▶ [Saved data entries]:
-------------------------
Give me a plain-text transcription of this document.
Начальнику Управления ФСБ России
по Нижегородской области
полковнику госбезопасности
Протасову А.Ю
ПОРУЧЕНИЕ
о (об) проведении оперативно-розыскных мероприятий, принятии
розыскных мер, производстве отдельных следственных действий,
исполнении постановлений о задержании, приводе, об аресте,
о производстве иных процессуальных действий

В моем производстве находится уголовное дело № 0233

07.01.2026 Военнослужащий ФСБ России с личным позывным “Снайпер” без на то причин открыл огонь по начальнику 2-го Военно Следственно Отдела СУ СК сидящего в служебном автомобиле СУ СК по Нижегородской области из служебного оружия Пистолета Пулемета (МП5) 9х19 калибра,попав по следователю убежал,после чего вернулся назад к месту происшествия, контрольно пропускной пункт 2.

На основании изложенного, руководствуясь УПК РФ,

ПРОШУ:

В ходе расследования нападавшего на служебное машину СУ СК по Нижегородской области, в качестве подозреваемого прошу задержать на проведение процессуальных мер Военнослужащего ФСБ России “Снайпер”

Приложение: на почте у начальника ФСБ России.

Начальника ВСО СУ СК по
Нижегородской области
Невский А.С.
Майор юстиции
-------------------------
▶ [WORK INSTRUCTIONS]: Extract every line containing the string "действий" from the material.

▶ [TASK SOLUTION]:
розыскных мер, производстве отдельных следственных действий,
о производстве иных процессуальных действий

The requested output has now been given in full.